=== Aufgabe ===
Beantworte anhand des Lesetextes über den Großen Preis von Ungarn die folgenden Fragen.
1. Von welchem Platz ging Kimi Räikkönen ins Rennen?
2. In welcher Runde legte Räikkönen seinen zweiten Boxenstopp ein, und auf welche Reifen wechselte er dabei?
3. Welche Funktion hat Pat Fry?

=== Lesetext ===
= = =
1. Wie kam Kimi Räikkönen auf Rang zwei nach vorne?

Trotz anfänglicher KERS-Probleme legte Kimi Räikkönen, der von Platz fünf ins Rennen gegangen war, starke Rundenzeiten hin. Vor allem im mittleren Stint brannte er auf weichen Reifen mehrere Bestzeiten in den Asphalt. "Er ist im richtigen Moment schnell gefahren", erläuterte Formel-1-Experte Marc Surer gegenüber Motorsport-Magazin.com. "Kimi ist einfach ein guter Racer. Er hat sich zurückgehalten und als er freie Bahn hatte, Superrunden hingelegt. Das hat er auch vor dem letzten Stopp gemacht und musste daher gute Reifen gehabt haben - das hat den entscheidenden Unterschied ausgemacht. Weil er alleine fuhr, ist keinem aufgefallen, wie sehr er aufholte."

Nach seinem zweiten Boxenstopp in Runde 45, bei dem er auf den Medium-Reifen wechselte, kam Räikkönen unmittelbar vor seinem Teamkollegen Romain Grosjean wieder auf die Strecke. Im Parallelflug rasten die Lotus-Piloten auf die erste Kurve zu; Räikkönen verbremste sich leicht, konnte sich jedoch durchsetzen. Nach dem Rennen erklärte Grosjean, dass er den Finnen mit frischeren Gummis ohnehin nicht auf Dauer hätte hinter sich halten können. Räikkönen sprintete Richtung Lewis Hamilton, kam sogar ins DRS-Fenster, doch aufgrund der geringen Überholmöglichkeiten musste er mit Rang zwei Vorlieb nehmen. Mit einer besseren Ausgangsposition nach dem Qualifying und einer guten Strategie könnte für den Finnen auf seiner Lieblingsstrecke Spa-Francorchamps der erste Sieg herausspringen.

2. Warum konnte Ferrari nicht an die Leistung von Hockenheim anknüpfen?

Hätte es im Qualifying zum Ungarn GP geregnet, wäre Fernando Alonso auf dem Hungaroring mit Sicherheit ein Siegkandidat gewesen. Es kommt nicht von ungefähr, dass der Ferrari-Star die beiden Pole Positions auf nasser Strecke herausfuhr, wo er seine großartigen fahrerischen Fähigkeiten in die Waagschale werfen konnte. Dass der F2012 noch nicht auf dem Niveau des spanischen Ausnahmekönners angekommen ist, war bereits auf dem Hockenheimring zu erkennen, als Alonso nur dank eines fehlerfreien Rennens die Angriffe von Sebastian Vettel und Jenson Button abwehren konnte.

Ferrari fehlt nach wie vor etwas Leistung, Foto: Sutton
Ferrari fehlt nach wie vor etwas Leistung, Foto: Sutton

Die wahre Leistungsstärke des Autos lässt sich ohnehin besser an den Ergebnissen von Felipe Massa ablesen. Hinzu kam, dass die Konkurrenz - insbesondere McLaren - zuletzt deutlich am Auto nachgebessert hatte - bei Ferrari dagegen hat sich nach der Runderneuerung vor dem Europa-Start nicht mehr viel getan. "Bei uns fehlt es nach wie vor noch ein bisschen an der Leistung", räumte Technik-Direktor Pat Fry ein. Und ohne den Gleichmacher Regen reichten in der niederschlagsfreien Zeitenjagd auch Alonsos Fahrkünste nicht aus, um sich den ersten Startplatz zu sichern, von dem ein erneuter Erfolg sicherlich möglich gewesen wäre.
= = =
=== Material ===

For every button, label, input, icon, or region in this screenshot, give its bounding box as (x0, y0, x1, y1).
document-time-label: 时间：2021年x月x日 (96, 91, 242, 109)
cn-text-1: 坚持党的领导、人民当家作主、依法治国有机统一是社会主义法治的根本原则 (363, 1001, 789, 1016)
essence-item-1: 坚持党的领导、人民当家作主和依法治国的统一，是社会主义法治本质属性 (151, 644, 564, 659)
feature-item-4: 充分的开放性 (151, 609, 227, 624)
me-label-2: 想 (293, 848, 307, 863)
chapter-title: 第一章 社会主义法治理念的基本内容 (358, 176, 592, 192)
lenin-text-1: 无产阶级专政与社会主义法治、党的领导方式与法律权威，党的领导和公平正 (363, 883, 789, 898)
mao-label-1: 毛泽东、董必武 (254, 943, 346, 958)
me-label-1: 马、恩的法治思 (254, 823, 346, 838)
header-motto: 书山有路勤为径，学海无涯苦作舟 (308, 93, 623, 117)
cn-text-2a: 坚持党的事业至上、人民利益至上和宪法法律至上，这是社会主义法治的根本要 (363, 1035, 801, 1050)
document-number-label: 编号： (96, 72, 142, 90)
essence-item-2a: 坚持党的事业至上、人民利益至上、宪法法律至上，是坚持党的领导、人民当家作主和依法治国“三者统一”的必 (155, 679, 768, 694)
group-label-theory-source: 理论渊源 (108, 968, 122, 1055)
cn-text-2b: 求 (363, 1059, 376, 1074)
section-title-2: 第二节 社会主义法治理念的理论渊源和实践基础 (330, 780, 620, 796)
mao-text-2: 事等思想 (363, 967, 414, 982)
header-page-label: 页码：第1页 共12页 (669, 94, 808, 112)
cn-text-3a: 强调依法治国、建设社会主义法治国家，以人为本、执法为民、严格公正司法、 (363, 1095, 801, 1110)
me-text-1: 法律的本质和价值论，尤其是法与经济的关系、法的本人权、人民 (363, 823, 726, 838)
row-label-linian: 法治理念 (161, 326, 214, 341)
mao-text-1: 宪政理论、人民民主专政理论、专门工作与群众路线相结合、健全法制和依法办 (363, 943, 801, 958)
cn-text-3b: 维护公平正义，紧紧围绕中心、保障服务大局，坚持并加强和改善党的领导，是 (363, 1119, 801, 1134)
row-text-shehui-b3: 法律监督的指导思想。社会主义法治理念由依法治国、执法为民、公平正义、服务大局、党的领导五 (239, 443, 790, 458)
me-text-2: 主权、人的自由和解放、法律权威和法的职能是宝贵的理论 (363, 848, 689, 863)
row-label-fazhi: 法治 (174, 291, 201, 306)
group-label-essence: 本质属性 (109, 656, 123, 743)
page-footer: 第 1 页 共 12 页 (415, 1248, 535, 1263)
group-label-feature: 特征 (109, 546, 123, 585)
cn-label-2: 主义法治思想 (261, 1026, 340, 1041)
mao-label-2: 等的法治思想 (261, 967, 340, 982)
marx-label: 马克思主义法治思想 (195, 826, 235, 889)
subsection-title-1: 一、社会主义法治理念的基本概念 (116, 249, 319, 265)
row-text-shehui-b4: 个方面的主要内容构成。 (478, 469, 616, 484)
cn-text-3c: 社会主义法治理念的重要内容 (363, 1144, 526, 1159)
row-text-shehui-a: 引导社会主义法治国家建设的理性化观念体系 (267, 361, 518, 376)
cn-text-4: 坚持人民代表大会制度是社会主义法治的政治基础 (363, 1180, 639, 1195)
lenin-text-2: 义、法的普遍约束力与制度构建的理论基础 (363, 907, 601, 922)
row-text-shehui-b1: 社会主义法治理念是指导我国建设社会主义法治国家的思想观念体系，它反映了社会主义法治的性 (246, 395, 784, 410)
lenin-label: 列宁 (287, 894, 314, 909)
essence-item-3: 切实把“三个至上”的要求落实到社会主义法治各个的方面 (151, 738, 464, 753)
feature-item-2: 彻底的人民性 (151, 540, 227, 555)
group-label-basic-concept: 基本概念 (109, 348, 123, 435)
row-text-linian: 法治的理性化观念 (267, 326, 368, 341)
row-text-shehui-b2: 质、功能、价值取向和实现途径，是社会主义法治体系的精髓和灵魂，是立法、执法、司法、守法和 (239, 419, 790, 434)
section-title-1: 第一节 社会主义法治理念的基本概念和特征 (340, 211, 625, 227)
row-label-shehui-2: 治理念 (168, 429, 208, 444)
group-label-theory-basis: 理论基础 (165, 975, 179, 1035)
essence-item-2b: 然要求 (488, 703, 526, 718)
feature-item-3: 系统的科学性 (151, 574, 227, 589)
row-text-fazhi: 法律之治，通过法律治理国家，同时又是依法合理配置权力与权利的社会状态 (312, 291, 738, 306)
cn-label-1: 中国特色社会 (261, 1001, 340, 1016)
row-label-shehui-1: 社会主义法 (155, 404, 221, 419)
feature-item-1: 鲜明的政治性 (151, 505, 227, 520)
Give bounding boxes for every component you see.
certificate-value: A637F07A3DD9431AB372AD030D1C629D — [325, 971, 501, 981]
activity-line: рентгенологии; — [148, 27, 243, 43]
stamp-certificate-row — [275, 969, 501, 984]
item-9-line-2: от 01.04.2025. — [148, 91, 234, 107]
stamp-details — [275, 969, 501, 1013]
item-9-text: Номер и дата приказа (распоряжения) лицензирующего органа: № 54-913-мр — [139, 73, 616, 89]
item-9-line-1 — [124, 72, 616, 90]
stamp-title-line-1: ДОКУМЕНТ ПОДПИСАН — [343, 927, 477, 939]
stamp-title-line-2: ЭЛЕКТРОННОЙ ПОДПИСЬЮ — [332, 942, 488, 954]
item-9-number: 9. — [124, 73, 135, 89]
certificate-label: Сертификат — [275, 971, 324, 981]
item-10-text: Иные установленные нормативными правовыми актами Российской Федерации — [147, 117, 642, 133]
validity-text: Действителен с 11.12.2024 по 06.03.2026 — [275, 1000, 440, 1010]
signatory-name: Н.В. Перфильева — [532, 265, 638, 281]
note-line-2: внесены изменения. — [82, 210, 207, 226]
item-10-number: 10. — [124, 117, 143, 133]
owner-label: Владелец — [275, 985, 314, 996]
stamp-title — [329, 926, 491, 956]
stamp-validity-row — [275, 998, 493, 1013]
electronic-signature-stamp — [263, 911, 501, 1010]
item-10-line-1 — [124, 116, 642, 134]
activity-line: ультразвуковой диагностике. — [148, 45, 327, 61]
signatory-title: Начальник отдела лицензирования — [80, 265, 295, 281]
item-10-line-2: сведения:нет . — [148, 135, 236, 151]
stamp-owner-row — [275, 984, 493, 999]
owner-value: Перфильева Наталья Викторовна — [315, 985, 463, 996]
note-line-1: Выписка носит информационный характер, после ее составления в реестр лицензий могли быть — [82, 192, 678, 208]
= = =
=== Lösung ===
1. Von Platz fünf.
2. In Runde 45; er wechselte auf die Medium-Reifen.
3. Er ist Technik-Direktor.